Report how many lines in the records hold the string "membrane"; give the number and nothing else.

Structured figure records:

◇ ◇ ◇

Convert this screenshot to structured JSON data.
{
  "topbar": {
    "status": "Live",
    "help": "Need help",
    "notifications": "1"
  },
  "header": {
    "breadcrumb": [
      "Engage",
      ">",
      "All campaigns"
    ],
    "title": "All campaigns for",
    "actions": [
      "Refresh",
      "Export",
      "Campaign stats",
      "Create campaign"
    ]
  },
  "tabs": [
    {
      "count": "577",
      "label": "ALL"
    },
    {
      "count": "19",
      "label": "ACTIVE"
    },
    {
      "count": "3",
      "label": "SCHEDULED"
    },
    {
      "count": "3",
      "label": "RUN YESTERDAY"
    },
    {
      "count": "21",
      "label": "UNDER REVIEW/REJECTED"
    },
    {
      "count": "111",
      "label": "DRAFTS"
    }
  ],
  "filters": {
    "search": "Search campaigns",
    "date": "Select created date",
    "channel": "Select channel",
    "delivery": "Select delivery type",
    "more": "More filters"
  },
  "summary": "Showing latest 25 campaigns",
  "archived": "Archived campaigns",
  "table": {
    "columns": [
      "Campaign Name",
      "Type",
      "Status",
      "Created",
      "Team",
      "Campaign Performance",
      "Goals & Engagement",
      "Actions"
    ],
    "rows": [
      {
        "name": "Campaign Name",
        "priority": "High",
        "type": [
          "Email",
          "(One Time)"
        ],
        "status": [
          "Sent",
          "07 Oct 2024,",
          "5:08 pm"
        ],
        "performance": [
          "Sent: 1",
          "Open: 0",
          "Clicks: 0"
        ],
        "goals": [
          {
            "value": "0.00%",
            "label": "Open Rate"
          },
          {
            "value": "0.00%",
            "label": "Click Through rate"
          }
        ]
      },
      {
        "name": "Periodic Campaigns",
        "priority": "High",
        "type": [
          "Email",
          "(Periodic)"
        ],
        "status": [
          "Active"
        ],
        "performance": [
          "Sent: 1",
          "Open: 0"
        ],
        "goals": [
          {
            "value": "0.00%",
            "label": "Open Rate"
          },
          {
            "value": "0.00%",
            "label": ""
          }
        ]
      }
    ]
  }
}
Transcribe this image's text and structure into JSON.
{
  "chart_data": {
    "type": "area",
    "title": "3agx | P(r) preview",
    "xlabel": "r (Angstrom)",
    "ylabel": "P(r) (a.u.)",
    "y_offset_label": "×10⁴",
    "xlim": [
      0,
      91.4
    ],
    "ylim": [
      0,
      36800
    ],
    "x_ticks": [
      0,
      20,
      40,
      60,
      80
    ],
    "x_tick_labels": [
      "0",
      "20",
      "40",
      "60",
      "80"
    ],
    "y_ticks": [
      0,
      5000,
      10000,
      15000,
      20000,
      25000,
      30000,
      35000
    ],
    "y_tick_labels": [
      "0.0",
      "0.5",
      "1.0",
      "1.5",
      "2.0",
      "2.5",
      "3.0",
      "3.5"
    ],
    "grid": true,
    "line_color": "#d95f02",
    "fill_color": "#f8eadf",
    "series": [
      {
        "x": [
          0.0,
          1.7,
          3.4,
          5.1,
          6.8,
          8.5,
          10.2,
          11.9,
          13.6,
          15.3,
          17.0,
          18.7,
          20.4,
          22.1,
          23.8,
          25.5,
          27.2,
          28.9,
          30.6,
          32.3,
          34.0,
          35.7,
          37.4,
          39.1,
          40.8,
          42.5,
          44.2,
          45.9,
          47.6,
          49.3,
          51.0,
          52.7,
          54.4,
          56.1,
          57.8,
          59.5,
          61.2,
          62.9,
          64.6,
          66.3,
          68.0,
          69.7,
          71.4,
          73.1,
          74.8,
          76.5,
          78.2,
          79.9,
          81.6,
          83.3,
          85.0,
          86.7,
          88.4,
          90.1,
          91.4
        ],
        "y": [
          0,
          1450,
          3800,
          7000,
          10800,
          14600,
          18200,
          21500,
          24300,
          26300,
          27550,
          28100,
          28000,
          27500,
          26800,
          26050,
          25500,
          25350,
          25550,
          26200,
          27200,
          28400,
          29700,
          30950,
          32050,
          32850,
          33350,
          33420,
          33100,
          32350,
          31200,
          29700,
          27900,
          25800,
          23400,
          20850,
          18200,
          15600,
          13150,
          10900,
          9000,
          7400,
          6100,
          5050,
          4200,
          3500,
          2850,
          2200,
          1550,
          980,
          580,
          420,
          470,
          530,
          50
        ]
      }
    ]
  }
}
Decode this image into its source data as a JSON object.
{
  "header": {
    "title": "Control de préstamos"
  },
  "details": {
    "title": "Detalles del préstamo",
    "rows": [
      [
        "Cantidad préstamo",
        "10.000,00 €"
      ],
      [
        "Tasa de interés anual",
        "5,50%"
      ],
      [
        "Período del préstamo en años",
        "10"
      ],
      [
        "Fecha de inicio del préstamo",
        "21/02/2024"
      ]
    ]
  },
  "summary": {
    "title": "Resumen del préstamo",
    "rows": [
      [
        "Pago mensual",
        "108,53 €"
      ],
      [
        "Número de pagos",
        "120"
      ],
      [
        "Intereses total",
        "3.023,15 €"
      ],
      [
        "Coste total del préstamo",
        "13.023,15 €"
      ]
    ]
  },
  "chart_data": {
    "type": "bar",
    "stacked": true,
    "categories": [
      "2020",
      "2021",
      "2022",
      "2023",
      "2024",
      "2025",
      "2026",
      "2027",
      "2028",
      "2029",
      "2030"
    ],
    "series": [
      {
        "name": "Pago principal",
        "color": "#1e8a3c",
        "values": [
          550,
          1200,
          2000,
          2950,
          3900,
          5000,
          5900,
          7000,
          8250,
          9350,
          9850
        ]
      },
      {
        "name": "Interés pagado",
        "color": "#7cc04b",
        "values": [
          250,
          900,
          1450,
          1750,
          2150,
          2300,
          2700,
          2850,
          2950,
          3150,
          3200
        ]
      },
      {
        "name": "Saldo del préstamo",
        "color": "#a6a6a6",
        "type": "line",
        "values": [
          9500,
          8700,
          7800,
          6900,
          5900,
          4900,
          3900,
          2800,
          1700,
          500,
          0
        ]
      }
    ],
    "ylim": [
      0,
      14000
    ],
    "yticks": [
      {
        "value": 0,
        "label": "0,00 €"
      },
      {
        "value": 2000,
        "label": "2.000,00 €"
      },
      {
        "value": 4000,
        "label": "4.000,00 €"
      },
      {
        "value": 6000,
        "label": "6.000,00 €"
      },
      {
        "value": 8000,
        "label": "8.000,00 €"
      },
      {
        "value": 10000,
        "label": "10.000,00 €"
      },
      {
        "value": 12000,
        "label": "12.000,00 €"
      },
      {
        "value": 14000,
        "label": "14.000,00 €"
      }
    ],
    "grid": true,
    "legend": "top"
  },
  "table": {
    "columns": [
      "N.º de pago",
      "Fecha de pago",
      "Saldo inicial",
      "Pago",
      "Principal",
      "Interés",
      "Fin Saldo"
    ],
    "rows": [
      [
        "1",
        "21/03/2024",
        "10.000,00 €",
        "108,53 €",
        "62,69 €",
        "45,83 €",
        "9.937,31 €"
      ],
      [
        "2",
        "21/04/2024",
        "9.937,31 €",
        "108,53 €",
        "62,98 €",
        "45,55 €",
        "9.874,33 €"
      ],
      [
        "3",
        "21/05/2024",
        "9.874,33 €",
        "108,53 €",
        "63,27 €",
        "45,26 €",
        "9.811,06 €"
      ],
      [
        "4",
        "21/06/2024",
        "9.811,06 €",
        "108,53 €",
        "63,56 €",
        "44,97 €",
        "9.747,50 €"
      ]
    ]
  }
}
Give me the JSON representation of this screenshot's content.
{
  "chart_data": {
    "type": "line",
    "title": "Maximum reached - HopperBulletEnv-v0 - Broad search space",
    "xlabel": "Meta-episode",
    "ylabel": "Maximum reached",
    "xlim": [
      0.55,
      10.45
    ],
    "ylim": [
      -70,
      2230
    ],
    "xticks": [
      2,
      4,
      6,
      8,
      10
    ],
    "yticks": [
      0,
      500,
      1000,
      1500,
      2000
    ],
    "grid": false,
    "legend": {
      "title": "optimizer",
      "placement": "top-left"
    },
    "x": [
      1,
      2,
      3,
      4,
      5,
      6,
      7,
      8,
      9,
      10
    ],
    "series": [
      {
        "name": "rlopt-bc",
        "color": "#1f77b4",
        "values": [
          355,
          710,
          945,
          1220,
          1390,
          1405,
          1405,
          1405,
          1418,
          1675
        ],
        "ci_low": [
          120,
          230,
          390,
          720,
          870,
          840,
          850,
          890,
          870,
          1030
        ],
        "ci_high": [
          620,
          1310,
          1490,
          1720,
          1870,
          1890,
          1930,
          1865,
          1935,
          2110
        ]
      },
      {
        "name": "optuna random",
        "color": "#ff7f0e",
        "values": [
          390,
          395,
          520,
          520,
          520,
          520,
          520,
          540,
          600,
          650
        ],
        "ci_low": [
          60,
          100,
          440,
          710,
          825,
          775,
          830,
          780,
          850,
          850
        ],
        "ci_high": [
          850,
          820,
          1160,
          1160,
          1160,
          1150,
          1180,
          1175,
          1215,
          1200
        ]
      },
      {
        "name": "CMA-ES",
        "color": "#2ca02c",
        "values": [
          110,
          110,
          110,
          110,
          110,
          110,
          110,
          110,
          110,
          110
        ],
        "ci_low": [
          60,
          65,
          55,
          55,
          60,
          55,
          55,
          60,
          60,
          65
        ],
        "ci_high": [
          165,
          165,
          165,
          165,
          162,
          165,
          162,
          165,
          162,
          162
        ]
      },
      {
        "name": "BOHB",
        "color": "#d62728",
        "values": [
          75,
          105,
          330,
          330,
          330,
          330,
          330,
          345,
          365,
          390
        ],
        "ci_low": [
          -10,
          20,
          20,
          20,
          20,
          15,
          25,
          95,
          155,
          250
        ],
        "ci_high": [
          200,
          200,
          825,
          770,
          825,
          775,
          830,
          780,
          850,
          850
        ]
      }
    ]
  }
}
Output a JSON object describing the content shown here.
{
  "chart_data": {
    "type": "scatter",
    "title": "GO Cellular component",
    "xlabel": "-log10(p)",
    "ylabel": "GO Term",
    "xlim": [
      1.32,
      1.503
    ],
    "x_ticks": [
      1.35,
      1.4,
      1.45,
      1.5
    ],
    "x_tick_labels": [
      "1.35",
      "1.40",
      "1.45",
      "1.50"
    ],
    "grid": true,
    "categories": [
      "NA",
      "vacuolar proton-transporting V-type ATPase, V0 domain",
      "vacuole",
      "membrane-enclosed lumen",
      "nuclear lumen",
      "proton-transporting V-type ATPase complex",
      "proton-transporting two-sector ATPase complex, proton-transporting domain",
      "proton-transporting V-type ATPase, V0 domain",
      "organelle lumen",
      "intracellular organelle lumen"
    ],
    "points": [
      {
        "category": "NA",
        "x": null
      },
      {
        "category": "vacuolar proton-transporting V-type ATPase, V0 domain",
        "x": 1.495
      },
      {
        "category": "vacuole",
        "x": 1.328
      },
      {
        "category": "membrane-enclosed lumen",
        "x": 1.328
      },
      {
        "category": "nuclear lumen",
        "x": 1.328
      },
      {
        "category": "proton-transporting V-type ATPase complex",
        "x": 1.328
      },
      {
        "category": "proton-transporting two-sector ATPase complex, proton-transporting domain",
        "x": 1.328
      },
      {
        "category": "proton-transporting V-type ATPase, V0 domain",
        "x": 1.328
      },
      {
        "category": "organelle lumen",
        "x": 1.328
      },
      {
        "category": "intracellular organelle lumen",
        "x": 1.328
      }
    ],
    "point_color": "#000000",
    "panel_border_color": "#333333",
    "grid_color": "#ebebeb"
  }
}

◇ ◇ ◇

Response to the task:
2